[Source records]
---------------

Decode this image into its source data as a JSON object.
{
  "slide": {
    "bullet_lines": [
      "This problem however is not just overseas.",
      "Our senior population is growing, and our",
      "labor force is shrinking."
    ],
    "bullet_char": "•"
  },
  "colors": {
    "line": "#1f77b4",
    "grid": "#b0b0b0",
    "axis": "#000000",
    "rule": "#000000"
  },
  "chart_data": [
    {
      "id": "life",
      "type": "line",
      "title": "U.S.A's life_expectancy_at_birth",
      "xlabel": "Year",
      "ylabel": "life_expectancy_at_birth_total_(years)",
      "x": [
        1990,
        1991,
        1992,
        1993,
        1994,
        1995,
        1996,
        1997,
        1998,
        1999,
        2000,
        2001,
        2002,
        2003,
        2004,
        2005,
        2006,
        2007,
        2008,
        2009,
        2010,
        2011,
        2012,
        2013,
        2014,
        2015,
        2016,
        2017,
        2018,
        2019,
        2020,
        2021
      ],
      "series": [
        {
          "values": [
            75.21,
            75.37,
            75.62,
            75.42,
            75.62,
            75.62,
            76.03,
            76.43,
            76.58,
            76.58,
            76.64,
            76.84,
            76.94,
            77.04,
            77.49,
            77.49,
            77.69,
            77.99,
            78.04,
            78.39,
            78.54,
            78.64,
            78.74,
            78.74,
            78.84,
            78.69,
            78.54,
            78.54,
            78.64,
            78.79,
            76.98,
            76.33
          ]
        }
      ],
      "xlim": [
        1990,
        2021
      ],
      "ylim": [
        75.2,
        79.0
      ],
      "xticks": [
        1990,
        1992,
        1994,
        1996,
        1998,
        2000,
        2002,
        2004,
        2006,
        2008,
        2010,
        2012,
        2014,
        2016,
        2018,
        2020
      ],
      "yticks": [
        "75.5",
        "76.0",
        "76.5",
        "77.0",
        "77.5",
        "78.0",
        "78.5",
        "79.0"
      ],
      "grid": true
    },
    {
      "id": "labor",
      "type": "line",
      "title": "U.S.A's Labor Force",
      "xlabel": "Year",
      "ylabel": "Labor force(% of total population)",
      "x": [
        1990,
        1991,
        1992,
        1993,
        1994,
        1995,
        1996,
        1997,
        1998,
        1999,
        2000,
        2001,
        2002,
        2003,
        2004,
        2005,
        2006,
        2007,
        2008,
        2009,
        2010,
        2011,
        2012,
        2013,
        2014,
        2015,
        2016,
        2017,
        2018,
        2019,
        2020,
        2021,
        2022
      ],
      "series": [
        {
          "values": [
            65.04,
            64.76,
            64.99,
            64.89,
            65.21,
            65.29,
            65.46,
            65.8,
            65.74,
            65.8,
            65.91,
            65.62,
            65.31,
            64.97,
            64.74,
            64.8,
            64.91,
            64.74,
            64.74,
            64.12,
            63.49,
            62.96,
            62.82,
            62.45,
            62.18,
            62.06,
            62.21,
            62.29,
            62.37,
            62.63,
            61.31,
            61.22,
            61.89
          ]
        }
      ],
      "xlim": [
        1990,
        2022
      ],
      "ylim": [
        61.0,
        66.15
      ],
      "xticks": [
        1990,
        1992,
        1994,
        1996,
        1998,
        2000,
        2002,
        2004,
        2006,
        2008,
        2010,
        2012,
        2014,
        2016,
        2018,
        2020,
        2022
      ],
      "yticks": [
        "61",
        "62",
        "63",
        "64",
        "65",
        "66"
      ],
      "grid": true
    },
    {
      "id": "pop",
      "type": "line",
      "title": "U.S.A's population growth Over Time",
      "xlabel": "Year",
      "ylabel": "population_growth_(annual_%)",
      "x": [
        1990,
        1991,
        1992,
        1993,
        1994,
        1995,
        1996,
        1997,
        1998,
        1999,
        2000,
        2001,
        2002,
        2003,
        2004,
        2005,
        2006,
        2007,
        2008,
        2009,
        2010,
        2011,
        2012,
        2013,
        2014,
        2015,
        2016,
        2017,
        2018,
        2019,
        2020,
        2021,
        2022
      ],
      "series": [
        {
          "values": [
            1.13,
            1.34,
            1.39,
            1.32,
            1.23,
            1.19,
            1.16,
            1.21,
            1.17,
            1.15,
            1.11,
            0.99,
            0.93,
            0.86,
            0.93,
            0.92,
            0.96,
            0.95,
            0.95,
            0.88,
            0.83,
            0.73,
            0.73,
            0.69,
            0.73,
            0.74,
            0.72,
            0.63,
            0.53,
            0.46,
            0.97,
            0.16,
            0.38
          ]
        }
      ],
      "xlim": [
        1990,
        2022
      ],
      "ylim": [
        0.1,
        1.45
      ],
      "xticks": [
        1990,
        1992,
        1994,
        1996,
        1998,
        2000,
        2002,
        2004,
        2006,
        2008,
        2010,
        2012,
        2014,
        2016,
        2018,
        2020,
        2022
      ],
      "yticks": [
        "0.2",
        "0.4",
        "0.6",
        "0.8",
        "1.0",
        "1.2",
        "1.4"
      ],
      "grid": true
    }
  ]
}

---------------

[What you should do] Locate the word "title" in the data above. Copy every line carrying it.

[Expected output]
      "title": "U.S.A's life_expectancy_at_birth",
      "title": "U.S.A's Labor Force",
      "title": "U.S.A's population growth Over Time",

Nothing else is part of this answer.